((

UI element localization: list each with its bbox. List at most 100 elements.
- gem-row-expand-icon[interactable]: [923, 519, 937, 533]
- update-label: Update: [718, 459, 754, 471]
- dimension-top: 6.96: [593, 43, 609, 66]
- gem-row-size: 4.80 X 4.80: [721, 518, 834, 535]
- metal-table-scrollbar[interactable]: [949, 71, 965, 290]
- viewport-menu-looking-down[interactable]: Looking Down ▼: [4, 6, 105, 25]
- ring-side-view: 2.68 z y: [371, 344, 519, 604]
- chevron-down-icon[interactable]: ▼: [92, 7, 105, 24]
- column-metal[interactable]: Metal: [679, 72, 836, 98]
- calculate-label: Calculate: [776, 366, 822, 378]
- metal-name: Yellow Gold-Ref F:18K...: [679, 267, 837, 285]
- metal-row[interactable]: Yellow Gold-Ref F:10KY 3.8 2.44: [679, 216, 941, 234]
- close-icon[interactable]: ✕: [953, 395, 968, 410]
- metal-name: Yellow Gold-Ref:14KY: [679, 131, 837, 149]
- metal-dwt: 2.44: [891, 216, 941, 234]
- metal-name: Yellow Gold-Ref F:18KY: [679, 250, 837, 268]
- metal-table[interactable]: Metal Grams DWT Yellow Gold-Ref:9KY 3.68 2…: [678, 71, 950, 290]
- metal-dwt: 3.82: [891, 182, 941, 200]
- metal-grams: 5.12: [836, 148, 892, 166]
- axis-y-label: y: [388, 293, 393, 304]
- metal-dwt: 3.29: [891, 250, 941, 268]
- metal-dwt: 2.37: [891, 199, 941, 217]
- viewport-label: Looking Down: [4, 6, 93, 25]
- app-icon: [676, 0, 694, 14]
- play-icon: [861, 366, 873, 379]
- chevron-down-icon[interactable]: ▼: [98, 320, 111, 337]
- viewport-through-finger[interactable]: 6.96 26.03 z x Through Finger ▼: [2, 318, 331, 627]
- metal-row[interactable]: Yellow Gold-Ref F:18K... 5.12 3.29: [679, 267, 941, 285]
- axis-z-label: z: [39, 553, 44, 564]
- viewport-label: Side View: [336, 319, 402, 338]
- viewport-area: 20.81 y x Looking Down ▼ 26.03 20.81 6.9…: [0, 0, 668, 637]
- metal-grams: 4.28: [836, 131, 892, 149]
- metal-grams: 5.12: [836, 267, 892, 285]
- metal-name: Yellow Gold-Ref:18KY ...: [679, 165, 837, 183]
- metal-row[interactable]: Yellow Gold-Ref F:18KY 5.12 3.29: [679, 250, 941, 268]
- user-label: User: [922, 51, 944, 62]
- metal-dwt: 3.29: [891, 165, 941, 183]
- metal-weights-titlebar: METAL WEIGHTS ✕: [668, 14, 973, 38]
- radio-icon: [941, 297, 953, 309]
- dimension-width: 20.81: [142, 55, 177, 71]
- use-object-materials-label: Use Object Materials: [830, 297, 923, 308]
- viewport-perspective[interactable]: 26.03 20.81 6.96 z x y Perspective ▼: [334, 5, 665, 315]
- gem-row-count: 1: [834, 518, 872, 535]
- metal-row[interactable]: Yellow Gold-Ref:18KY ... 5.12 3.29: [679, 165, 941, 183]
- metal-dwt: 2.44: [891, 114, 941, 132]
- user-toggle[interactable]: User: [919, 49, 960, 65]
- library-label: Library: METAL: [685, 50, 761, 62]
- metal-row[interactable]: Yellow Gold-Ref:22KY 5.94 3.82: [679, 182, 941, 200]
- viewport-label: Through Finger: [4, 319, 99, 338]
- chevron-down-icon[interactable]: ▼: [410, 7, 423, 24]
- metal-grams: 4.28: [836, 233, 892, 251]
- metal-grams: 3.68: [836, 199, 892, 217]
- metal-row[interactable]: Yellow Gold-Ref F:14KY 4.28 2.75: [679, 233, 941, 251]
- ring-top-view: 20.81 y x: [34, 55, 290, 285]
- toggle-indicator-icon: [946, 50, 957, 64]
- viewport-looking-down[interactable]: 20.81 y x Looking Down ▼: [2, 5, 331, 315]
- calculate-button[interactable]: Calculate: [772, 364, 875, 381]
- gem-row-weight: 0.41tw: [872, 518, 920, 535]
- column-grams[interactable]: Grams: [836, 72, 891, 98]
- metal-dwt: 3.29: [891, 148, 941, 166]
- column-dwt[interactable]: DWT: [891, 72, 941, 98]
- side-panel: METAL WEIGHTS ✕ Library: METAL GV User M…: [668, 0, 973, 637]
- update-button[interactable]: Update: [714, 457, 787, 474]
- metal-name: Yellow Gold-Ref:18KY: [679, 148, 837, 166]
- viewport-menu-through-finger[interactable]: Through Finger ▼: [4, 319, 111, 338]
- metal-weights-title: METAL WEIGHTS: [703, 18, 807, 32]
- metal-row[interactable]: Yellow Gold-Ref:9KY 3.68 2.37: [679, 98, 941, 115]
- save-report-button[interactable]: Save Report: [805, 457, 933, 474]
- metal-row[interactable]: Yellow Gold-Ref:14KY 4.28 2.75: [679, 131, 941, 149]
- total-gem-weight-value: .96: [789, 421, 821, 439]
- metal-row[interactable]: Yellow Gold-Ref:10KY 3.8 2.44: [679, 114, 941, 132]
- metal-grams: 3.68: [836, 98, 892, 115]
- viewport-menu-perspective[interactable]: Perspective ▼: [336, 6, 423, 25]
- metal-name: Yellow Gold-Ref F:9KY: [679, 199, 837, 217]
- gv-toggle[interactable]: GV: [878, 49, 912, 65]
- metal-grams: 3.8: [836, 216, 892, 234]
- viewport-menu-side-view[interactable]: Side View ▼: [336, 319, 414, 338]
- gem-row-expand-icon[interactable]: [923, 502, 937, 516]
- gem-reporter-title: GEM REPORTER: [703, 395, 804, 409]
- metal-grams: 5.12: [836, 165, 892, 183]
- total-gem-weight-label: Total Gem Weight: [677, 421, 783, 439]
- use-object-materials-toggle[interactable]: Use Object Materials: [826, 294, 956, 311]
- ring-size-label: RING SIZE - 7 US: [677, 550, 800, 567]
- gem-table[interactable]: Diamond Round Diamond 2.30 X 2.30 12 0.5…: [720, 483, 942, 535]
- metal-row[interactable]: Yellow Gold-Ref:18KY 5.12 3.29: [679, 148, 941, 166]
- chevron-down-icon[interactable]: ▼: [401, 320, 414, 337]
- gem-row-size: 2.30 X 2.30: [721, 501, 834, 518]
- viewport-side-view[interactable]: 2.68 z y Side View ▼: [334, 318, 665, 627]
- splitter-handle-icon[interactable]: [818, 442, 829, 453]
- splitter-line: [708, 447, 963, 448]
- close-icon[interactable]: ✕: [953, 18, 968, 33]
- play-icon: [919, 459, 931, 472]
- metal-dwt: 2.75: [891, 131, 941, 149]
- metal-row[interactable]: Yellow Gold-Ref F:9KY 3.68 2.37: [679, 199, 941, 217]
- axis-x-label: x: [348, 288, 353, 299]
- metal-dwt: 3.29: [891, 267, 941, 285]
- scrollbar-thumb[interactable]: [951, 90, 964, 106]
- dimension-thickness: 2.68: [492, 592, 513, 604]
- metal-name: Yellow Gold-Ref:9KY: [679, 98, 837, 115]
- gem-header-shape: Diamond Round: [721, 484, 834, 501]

))

▶ _STATED PROBLEM_: Copy the records from the start through the line with "- viewport-area: 20.81", replacing "bbox" with "bounding box" and leaving everything else unchanged.

▶ _ANSWER_:
UI element localization: list each with its bounding box. List at most 100 elements.
- gem-row-expand-icon[interactable]: [923, 519, 937, 533]
- update-label: Update: [718, 459, 754, 471]
- dimension-top: 6.96: [593, 43, 609, 66]
- gem-row-size: 4.80 X 4.80: [721, 518, 834, 535]
- metal-table-scrollbar[interactable]: [949, 71, 965, 290]
- viewport-menu-looking-down[interactable]: Looking Down ▼: [4, 6, 105, 25]
- ring-side-view: 2.68 z y: [371, 344, 519, 604]
- chevron-down-icon[interactable]: ▼: [92, 7, 105, 24]
- column-metal[interactable]: Metal: [679, 72, 836, 98]
- calculate-label: Calculate: [776, 366, 822, 378]
- metal-name: Yellow Gold-Ref F:18K...: [679, 267, 837, 285]
- metal-row[interactable]: Yellow Gold-Ref F:10KY 3.8 2.44: [679, 216, 941, 234]
- close-icon[interactable]: ✕: [953, 395, 968, 410]
- metal-name: Yellow Gold-Ref:14KY: [679, 131, 837, 149]
- metal-dwt: 2.44: [891, 216, 941, 234]
- metal-name: Yellow Gold-Ref F:18KY: [679, 250, 837, 268]
- metal-table[interactable]: Metal Grams DWT Yellow Gold-Ref:9KY 3.68 2…: [678, 71, 950, 290]
- metal-dwt: 3.82: [891, 182, 941, 200]
- metal-grams: 5.12: [836, 148, 892, 166]
- axis-y-label: y: [388, 293, 393, 304]
- metal-dwt: 3.29: [891, 250, 941, 268]
- metal-dwt: 2.37: [891, 199, 941, 217]
- viewport-label: Looking Down: [4, 6, 93, 25]
- app-icon: [676, 0, 694, 14]
- play-icon: [861, 366, 873, 379]
- chevron-down-icon[interactable]: ▼: [98, 320, 111, 337]
- viewport-through-finger[interactable]: 6.96 26.03 z x Through Finger ▼: [2, 318, 331, 627]
- metal-row[interactable]: Yellow Gold-Ref F:18K... 5.12 3.29: [679, 267, 941, 285]
- axis-z-label: z: [39, 553, 44, 564]
- viewport-label: Side View: [336, 319, 402, 338]
- viewport-area: 20.81 y x Looking Down ▼ 26.03 20.81 6.9…: [0, 0, 668, 637]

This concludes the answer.